_What you have to do_
Each line should be copied exactly.

_Record extracts_
============================================================
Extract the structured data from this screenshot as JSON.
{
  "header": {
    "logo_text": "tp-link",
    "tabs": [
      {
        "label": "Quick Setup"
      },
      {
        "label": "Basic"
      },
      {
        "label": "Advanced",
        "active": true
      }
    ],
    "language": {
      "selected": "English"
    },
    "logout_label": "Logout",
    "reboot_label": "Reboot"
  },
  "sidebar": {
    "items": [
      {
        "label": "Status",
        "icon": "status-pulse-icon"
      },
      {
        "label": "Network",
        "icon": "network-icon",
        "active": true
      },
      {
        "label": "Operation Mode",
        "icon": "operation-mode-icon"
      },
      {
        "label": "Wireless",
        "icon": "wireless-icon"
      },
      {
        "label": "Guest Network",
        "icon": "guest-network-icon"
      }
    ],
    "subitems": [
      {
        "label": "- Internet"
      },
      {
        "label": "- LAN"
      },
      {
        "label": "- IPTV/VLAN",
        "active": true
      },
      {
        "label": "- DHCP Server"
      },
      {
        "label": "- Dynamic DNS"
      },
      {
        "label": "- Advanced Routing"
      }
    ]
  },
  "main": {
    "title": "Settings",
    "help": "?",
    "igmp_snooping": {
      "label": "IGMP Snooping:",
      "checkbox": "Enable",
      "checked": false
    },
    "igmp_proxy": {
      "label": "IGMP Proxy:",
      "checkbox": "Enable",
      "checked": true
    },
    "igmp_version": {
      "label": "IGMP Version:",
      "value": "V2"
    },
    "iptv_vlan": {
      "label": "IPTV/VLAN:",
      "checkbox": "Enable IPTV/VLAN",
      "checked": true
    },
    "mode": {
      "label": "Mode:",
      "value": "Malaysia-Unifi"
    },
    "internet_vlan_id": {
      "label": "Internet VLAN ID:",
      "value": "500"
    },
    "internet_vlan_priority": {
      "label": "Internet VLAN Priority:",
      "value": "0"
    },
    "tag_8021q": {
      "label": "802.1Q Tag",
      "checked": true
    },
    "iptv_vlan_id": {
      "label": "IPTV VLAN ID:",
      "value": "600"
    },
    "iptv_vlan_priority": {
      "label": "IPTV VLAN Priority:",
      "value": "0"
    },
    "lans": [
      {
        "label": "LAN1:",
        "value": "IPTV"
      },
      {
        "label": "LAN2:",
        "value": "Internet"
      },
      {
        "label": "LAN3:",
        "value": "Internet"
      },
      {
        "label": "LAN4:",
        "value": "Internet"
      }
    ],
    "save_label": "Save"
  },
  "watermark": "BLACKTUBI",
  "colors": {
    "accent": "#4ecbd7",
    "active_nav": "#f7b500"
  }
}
============================================================
_Written response_
Extract the structured data from this screenshot as JSON.
{
  "header": {
    "logo_text": "tp-link",
    "tabs": [
      {
        "label": "Quick Setup"
      },
      {
        "label": "Basic"
      },
      {
        "label": "Advanced",
        "active": true
      }
    ],
    "language": {
      "selected": "English"
    },
    "logout_label": "Logout",
    "reboot_label": "Reboot"
  },
  "sidebar": {
    "items": [
      {
        "label": "Status",
        "icon": "status-pulse-icon"
      },
      {
        "label": "Network",
        "icon": "network-icon",
        "active": true
      },
      {
        "label": "Operation Mode",
        "icon": "operation-mode-icon"
      },
      {
        "label": "Wireless",
        "icon": "wireless-icon"
      },
      {
        "label": "Guest Network",
        "icon": "guest-network-icon"
      }
    ],
    "subitems": [
      {
        "label": "- Internet"
      },
      {
        "label": "- LAN"
      },
      {
        "label": "- IPTV/VLAN",
        "active": true
      },
      {
        "label": "- DHCP Server"
      },
      {
        "label": "- Dynamic DNS"
      },
      {
        "label": "- Advanced Routing"
      }
    ]
  },
  "main": {
    "title": "Settings",
    "help": "?",
    "igmp_snooping": {
      "label": "IGMP Snooping:",
      "checkbox": "Enable",
      "checked": false
    },
    "igmp_proxy": {
      "label": "IGMP Proxy:",
      "checkbox": "Enable",
      "checked": true
    },
    "igmp_version": {
      "label": "IGMP Version:",
      "value": "V2"
    },
    "iptv_vlan": {
      "label": "IPTV/VLAN:",
      "checkbox": "Enable IPTV/VLAN",
      "checked": true
    },
    "mode": {
      "label": "Mode:",
      "value": "Malaysia-Unifi"
    },
    "internet_vlan_id": {
      "label": "Internet VLAN ID:",
      "value": "500"
    },
    "internet_vlan_priority": {
      "label": "Internet VLAN Priority:",
      "value": "0"
    },
    "tag_8021q": {
      "label": "802.1Q Tag",
      "checked": true
    },
    "iptv_vlan_id": {
      "label": "IPTV VLAN ID:",
      "value": "600"
    },
    "iptv_vlan_priority": {
      "label": "IPTV VLAN Priority:",
      "value": "0"
    },
    "lans": [
      {
        "label": "LAN1:",
        "value": "IPTV"
      },
      {
        "label": "LAN2:",
        "value": "Internet"
      },
      {
        "label": "LAN3:",
        "value": "Internet"
      },
      {
        "label": "LAN4:",
        "value": "Internet"
      }
    ],
    "save_label": "Save"
  },
  "watermark": "BLACKTUBI",
  "colors": {
    "accent": "#4ecbd7",
    "active_nav": "#f7b500"
  }
}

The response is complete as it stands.